Gather all lines containing the string "structured" and copy them out.

[Stored data]
START
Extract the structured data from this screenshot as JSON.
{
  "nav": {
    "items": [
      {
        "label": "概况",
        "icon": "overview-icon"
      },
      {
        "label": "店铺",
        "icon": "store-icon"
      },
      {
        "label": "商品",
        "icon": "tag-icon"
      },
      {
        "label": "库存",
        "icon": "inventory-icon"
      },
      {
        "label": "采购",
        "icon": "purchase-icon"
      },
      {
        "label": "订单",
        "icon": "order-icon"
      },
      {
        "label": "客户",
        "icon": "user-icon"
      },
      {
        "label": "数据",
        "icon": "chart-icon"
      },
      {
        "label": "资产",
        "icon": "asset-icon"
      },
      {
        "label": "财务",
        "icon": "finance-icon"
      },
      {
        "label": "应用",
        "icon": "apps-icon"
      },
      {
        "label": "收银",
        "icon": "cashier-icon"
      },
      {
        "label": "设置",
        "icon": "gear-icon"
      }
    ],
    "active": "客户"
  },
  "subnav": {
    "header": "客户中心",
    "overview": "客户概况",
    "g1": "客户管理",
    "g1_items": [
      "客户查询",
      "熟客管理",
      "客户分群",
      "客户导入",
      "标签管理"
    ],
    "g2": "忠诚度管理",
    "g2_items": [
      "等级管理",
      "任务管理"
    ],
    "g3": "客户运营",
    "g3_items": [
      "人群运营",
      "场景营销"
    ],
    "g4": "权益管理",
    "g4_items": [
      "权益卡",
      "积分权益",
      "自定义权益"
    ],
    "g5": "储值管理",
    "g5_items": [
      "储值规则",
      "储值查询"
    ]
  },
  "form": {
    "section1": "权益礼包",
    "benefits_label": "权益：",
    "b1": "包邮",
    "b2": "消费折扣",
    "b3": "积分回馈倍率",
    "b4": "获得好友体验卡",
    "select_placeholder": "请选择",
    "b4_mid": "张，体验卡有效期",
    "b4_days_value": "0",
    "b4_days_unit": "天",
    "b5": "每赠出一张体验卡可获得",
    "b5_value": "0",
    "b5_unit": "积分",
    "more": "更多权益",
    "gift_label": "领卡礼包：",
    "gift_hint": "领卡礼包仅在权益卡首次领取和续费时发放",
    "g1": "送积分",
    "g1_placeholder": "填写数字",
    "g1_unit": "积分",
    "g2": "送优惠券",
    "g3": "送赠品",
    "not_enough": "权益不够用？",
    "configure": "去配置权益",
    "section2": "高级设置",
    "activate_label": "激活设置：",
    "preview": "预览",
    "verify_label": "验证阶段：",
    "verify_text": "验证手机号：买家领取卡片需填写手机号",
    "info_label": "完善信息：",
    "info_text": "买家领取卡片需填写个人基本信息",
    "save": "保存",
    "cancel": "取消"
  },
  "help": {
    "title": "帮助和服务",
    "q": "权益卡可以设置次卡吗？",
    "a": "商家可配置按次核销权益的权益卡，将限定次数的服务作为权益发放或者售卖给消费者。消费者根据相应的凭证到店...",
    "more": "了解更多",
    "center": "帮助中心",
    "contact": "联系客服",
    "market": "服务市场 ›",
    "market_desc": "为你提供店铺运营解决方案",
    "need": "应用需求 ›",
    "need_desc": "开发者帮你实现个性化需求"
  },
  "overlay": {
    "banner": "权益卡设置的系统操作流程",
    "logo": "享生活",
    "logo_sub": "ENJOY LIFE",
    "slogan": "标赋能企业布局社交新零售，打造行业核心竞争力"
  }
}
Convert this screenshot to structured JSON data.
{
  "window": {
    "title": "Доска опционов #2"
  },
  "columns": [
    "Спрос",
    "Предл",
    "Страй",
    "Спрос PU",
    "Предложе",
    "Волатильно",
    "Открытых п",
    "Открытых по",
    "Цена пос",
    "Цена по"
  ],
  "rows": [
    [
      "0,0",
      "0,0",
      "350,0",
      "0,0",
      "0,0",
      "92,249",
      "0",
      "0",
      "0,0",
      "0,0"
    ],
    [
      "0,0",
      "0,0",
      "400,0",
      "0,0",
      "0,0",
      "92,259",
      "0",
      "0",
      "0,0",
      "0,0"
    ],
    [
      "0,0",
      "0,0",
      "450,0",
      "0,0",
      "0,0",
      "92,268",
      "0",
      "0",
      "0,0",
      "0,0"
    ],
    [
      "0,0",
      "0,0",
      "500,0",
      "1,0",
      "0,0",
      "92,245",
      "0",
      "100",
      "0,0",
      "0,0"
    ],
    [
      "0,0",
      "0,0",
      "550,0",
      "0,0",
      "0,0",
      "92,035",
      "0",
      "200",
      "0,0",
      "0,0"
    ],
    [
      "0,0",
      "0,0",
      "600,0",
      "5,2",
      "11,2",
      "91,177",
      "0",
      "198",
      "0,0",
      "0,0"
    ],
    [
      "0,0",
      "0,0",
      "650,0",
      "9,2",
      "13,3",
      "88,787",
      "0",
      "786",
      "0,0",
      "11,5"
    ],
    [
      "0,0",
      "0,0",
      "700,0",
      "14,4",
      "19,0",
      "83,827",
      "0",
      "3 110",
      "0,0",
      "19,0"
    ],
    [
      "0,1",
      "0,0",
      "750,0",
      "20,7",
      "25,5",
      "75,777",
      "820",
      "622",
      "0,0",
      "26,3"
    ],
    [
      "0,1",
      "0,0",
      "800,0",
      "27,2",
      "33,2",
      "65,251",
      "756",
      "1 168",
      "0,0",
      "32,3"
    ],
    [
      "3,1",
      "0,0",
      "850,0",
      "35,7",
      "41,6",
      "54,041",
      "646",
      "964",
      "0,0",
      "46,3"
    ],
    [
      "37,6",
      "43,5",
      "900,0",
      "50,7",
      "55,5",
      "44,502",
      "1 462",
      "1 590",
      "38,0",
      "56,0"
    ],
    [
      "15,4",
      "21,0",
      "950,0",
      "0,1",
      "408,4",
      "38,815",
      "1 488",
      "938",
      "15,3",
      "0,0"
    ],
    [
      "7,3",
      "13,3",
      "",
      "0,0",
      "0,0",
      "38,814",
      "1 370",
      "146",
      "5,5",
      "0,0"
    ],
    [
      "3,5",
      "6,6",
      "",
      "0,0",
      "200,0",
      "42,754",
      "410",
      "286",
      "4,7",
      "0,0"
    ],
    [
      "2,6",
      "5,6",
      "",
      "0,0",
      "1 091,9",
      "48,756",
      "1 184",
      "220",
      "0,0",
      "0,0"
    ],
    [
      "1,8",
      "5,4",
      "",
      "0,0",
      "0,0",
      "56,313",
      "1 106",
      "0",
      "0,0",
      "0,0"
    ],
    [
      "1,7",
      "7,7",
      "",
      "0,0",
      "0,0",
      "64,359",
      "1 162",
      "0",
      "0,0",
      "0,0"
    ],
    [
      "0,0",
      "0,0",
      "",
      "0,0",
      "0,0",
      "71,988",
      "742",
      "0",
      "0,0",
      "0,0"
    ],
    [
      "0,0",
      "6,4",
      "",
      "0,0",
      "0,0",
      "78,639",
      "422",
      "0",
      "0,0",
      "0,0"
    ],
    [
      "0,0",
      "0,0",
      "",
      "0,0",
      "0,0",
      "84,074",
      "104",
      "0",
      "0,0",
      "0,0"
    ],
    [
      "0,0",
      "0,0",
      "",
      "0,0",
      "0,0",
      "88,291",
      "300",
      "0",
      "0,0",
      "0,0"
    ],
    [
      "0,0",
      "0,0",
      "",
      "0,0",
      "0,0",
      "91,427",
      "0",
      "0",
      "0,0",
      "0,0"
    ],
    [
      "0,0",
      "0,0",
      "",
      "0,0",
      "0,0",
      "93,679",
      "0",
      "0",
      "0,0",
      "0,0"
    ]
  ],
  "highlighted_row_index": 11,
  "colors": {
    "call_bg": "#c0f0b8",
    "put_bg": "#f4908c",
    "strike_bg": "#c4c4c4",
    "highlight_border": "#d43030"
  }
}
END
The completed task:
Extract the structured data from this screenshot as JSON.
Convert this screenshot to structured JSON data.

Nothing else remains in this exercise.